## EXTRAIT DU DOCUMENT
---------------

Cour de cassation, civile, Chambre sociale, 15 avril 2015, 14-16.197, Publié au bulletin

Références

Cour de cassation
chambre sociale
Audience publique du mercredi 15 avril 2015
N° de pourvoi: 14-16197
Publié au bulletin Rejet

M. Frouin, président
Mme Sabotier, conseiller rapporteur
Mme Robert, avocat général
SCP Gatineau et Fattaccini, SCP Lyon-Caen et Thiriez, avocat(s)



Texte intégral

REPUBLIQUE FRANCAISE

AU NOM DU PEUPLE FRANCAIS


LA COUR DE CASSATION, CHAMBRE SOCIALE, a rendu l'arrêt suivant :



Donne acte à M. X... de son désistement partiel de pourvoi au profit de la Fédération des employés et cadres Force ouvrière ;

Sur le moyen unique :

Attendu, selon l'arrêt attaqué (Paris, 16 janvier 2014), que la société Pages jaunes comprend un seul établissement pour les élections au comité d'entreprise et huit comités d'hygiène, de sécurité et des conditions de travail (CHSCT), regroupant chacun deux à quatre agences locales, outre un CHSCT pour le siège situé à Sèvres ; que le 3 octobre 2011, la Fédération des employés et cadres Force ouvrière a informé l'employeur de la désignation de M. X..., salarié de l'agence de l'Isère, en qualité de représentant syndical pour le CHSCT de Sèvres ;

Attendu que le salarié fait grief à l'arrêt d'annuler sa désignation en qualité de représentant syndical au CHSCT de Sèvres, alors, selon le moyen, que l'article 23 de l'accord-cadre du 17 mars 1975 sur l'amélioration des conditions de travail, qui institue des représentants syndicaux conventionnels au CHSCT et prévoit la possibilité de désigner des représentants syndicaux au niveau de plusieurs CHSCT lorsque ces derniers sont institués au sein d'un même établissement, ne subordonne par leur désignation à la condition que le salarié choisi par l'organisation syndicale travaille effectivement dans le périmètre géographique correspondant au CHSCT auprès duquel il est désigné de sorte que tout salarié travaillant au sein de l'établissement concerné peut être désigné en qualité de représentant syndical dans l'un des CHSCT qui y sont constitués ; qu'en retenant, pour annuler la désignation de M. X... en qualité de représentant syndical au CHSCT de Sèvres de la société Pages jaunes constituant un établissement unique, que le salarié n'était pas rattaché professionnellement au périmètre géographique de ce dernier CHSCT mais à celui du CHSCT Rhône-Alpes, la cour d''appel a violé l'article 23 de l'accord-cadre du 17 mars 1975 ;

Mais attendu qu'aux termes de l'article 23 de l'accord-cadre du 17 mars 1975, qui institue des représentants syndicaux conventionnels au CHSCT, seul un salarié travaillant dans l'établissement concerné peut être désigné en qualité de représentant syndical au sein du CHSCT qui y est constitué ; qu'il résulte qu'ayant constaté qu'un critère géographique avait été retenu pour décider de l'implantation des CHSCT et que M. X... était employé dans le périmètre du CHSCT Rhône-Alpes, la cour d'appel en a déduit à bon droit qu'il ne pouvait être désigné en qualité de représentant syndical au sein du CHSCT de Sèvres ; que le moyen n'est pas fondé ;

PAR CES MOTIFS :

REJETTE le pourvoi ;

Vu l'article 700 du code de procédure civile, rejette les demandes ;

Ainsi fait et jugé par la Cour de cassation, chambre sociale, et prononcé par le président en son audience publique du quinze avril deux mille quinze.

---------------

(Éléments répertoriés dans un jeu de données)
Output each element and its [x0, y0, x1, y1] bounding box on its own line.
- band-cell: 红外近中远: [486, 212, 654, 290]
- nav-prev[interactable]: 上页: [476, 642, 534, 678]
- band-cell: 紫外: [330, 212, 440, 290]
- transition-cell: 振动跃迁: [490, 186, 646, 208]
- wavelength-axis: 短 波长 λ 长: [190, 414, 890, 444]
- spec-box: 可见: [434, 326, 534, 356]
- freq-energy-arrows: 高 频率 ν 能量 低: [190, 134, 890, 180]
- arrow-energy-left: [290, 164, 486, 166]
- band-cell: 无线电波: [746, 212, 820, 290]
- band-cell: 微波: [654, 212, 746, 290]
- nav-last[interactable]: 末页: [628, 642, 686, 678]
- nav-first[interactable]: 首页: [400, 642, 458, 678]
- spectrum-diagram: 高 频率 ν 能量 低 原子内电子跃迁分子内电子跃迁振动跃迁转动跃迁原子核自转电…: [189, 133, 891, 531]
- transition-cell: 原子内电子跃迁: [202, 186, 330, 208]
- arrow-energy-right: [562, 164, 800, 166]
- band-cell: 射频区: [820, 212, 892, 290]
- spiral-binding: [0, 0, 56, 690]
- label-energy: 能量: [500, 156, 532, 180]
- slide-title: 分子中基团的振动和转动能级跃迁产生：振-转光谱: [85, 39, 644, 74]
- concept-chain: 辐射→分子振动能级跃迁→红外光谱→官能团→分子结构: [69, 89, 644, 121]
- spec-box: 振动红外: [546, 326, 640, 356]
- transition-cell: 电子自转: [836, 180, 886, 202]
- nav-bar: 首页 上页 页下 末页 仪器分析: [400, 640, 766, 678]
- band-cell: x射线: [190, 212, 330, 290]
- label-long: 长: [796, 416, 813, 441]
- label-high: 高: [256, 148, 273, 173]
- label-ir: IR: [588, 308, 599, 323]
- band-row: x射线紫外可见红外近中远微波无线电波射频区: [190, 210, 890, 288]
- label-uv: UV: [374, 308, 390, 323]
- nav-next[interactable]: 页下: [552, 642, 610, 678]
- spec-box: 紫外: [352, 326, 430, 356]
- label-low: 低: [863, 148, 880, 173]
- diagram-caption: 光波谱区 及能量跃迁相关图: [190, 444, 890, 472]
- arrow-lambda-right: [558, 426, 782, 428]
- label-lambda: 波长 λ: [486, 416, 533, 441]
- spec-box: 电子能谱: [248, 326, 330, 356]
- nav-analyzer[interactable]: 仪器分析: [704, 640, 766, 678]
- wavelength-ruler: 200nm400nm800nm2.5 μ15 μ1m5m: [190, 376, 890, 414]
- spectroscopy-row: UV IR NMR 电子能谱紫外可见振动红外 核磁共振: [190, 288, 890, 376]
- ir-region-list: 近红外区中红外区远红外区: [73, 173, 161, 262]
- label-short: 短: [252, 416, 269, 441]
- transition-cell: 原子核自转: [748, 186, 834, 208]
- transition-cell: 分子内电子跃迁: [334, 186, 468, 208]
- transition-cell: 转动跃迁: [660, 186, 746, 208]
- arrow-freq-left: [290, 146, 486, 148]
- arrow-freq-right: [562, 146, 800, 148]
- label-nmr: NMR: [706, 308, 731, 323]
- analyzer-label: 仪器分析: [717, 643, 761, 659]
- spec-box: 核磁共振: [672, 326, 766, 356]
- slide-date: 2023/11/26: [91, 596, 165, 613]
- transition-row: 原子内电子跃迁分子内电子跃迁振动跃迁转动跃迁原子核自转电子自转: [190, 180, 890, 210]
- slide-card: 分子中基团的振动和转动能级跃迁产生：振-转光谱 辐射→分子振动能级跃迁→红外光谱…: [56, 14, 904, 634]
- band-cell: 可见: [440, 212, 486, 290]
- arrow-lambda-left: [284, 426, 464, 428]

---------------

## CONSIGNE
Recopiez le passage de l'arrêt compris entre « Cour de cassation, civile, Chambre » et « et Thiriez, avocat(s) », ces deux segments inclus.

## RÉPONSE ATTENDUE
Cour de cassation, civile, Chambre sociale, 15 avril 2015, 14-16.197, Publié au bulletin

Références

Cour de cassation
chambre sociale
Audience publique du mercredi 15 avril 2015
N° de pourvoi: 14-16197
Publié au bulletin Rejet

M. Frouin, président
Mme Sabotier, conseiller rapporteur
Mme Robert, avocat général
SCP Gatineau et Fattaccini, SCP Lyon-Caen et Thiriez, avocat(s)